» **MATERIAL SUPPLIED**
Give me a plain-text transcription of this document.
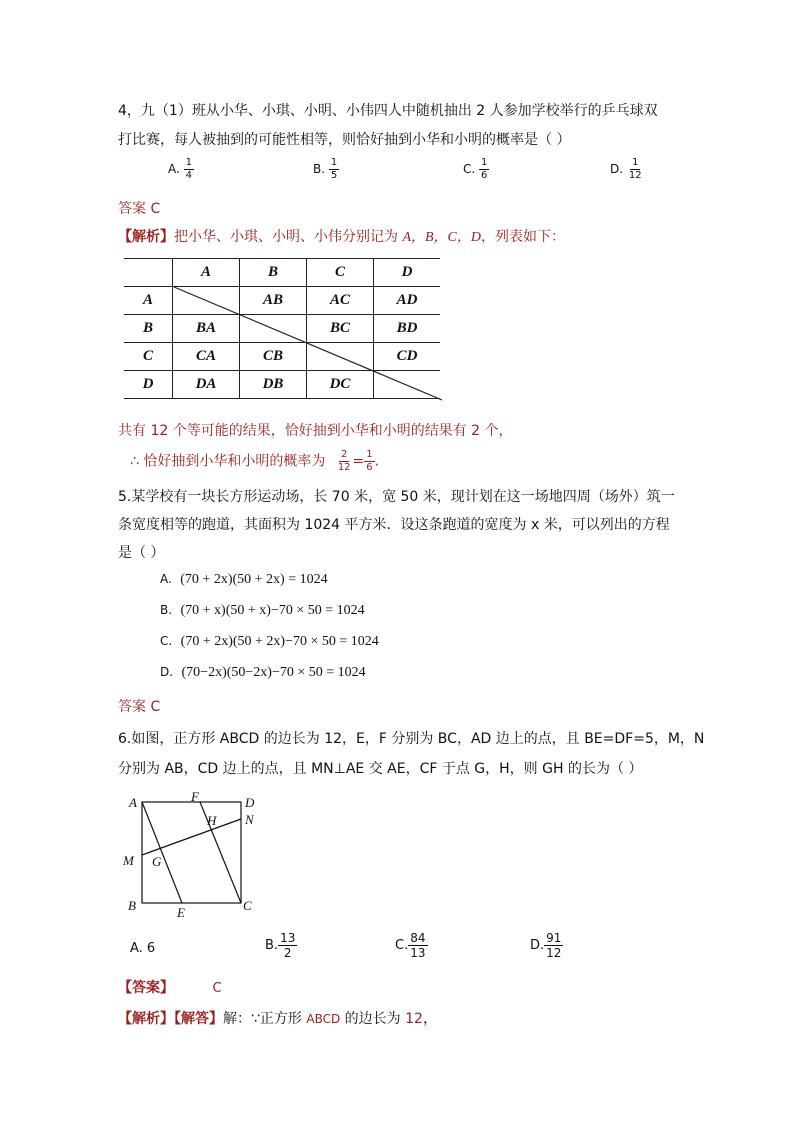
4，九（1）班从小华、小琪、小明、小伟四人中随机抽出 2 人参加学校举行的乒乓球双
打比赛，每人被抽到的可能性相等，则恰好抽到小华和小明的概率是（ ）
A. $\frac{1}{4}$	B. $\frac{1}{5}$	C. $\frac{1}{6}$	D. $\frac{1}{12}$
答案 C
【解析】把小华、小琪、小明、小伟分别记为 A，B，C，D，列表如下：
	A	B	C	D
A		AB	AC	AD
B	BA		BC	BD
C	CA	CB		CD
D	DA	DB	DC	
共有 12 个等可能的结果，恰好抽到小华和小明的结果有 2 个，
∴ 恰好抽到小华和小明的概率为 $\frac{2}{12} = \frac{1}{6}$ .
5.某学校有一块长方形运动场，长 70 米，宽 50 米，现计划在这一场地四周（场外）筑一
条宽度相等的跑道，其面积为 1024 平方米．设这条跑道的宽度为 x 米，可以列出的方程
是（ ）
A. (70 + 2x)(50 + 2x) = 1024
B. (70 + x)(50 + x)−70 × 50 = 1024
C. (70 + 2x)(50 + 2x)−70 × 50 = 1024
D. (70−2x)(50−2x)−70 × 50 = 1024
答案 C
6.如图，正方形 ABCD 的边长为 12，E，F 分别为 BC，AD 边上的点，且 BE=DF=5，M，N
分别为 AB，CD 边上的点，且 MN⊥AE 交 AE，CF 于点 G，H，则 GH 的长为（ ）
A	F	D
N
H
M G
B	E	C
A. 6	B. $\frac{13}{2}$	C. $\frac{84}{13}$	D. $\frac{91}{12}$
【答案】	C
【解析】【解答】解：∵正方形 ABCD 的边长为 12，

» **WHAT THE EXERCISE ASKS**
Go through the listing above and locate each line that holds the word "ABCD". Copy those lines.

» **TASK SOLUTION**
6.如图，正方形 ABCD 的边长为 12，E，F 分别为 BC，AD 边上的点，且 BE=DF=5，M，N
【解析】【解答】解：∵正方形 ABCD 的边长为 12，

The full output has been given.